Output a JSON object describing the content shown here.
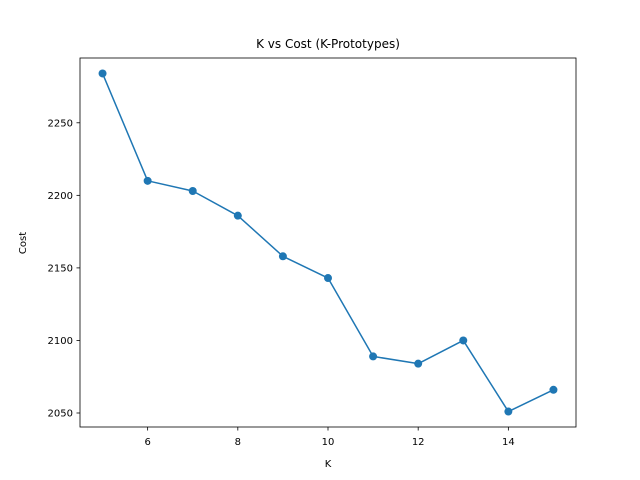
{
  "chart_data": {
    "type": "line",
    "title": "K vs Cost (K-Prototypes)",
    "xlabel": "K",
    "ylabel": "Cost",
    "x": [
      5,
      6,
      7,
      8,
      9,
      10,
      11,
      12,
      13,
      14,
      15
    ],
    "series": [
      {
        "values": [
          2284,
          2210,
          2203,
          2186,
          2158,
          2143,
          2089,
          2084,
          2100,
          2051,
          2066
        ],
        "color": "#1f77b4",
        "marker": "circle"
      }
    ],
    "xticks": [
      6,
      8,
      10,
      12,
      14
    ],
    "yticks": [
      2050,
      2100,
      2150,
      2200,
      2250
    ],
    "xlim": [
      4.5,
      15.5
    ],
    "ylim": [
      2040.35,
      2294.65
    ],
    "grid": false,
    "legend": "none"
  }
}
--
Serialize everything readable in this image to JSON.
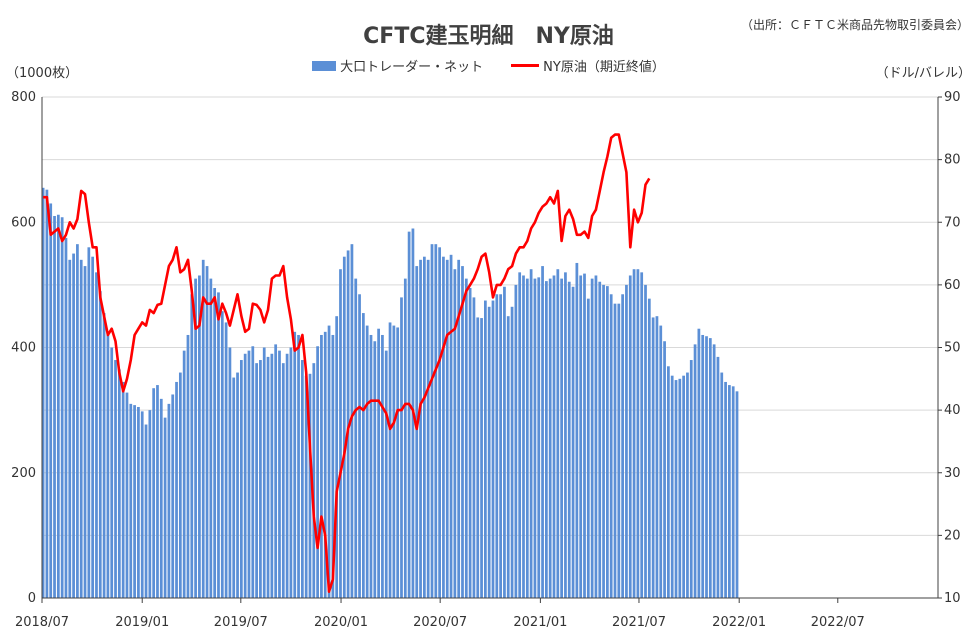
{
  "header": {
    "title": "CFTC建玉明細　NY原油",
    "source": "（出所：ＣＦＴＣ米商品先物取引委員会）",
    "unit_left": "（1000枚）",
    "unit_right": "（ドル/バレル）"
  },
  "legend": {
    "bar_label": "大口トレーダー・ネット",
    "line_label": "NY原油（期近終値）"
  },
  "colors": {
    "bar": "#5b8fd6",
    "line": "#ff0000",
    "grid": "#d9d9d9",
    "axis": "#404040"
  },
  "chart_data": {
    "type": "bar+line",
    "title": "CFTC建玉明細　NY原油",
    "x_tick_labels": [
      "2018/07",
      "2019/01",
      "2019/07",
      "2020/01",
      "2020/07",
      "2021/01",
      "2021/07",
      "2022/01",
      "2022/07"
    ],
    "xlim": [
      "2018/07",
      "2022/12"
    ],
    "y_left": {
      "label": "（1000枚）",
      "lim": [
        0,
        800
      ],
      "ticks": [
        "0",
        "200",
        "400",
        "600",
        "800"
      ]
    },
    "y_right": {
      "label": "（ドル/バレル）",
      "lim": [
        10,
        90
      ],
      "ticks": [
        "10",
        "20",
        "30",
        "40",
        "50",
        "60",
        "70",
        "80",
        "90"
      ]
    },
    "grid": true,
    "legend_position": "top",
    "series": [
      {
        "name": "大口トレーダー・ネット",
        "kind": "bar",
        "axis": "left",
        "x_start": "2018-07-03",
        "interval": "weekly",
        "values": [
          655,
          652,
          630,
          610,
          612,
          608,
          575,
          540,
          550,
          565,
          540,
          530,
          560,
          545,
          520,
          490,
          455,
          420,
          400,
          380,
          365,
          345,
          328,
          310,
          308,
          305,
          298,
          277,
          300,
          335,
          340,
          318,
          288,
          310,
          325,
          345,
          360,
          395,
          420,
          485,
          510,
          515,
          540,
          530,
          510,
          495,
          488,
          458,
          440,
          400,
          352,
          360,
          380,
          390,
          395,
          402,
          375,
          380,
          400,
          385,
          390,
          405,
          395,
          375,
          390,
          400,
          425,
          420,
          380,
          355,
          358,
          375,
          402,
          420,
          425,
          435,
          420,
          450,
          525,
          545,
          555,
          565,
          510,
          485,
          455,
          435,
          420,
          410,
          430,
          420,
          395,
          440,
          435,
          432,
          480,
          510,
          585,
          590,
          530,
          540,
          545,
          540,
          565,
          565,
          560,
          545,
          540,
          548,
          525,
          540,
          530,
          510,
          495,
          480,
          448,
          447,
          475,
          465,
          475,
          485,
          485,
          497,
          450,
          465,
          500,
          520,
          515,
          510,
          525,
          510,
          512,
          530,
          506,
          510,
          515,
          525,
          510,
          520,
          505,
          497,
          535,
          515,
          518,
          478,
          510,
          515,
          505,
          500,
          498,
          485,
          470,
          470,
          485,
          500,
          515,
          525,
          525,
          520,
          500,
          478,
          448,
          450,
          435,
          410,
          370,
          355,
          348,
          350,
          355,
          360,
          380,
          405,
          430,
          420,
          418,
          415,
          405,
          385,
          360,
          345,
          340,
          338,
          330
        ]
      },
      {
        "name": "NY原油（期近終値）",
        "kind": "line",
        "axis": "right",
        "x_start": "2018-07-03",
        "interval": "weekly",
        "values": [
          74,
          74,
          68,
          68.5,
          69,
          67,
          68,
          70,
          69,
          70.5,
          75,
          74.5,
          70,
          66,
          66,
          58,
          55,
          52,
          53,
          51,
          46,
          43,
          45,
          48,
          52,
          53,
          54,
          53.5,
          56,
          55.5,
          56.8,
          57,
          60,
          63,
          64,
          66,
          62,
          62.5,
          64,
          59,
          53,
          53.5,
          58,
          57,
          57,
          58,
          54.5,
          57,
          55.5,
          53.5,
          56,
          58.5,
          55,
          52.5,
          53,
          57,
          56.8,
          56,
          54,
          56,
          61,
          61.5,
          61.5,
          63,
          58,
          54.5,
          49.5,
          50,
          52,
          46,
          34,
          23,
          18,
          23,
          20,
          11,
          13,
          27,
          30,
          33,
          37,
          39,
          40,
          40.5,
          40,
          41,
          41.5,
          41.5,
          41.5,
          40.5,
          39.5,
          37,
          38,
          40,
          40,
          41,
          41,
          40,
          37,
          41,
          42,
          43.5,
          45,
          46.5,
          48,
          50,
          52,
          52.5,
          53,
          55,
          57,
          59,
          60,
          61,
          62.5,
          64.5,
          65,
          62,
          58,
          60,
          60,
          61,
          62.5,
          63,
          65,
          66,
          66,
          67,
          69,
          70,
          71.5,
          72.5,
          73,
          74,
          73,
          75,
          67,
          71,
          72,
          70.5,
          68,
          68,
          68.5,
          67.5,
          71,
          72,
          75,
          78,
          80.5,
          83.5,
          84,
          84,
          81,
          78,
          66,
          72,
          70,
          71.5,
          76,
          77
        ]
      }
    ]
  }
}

**Set task**. Check each line of the records for the word "大口トレーダー" and extract those that contain it.

**Exercise solution**.
    "bar_label": "大口トレーダー・ネット",
        "name": "大口トレーダー・ネット",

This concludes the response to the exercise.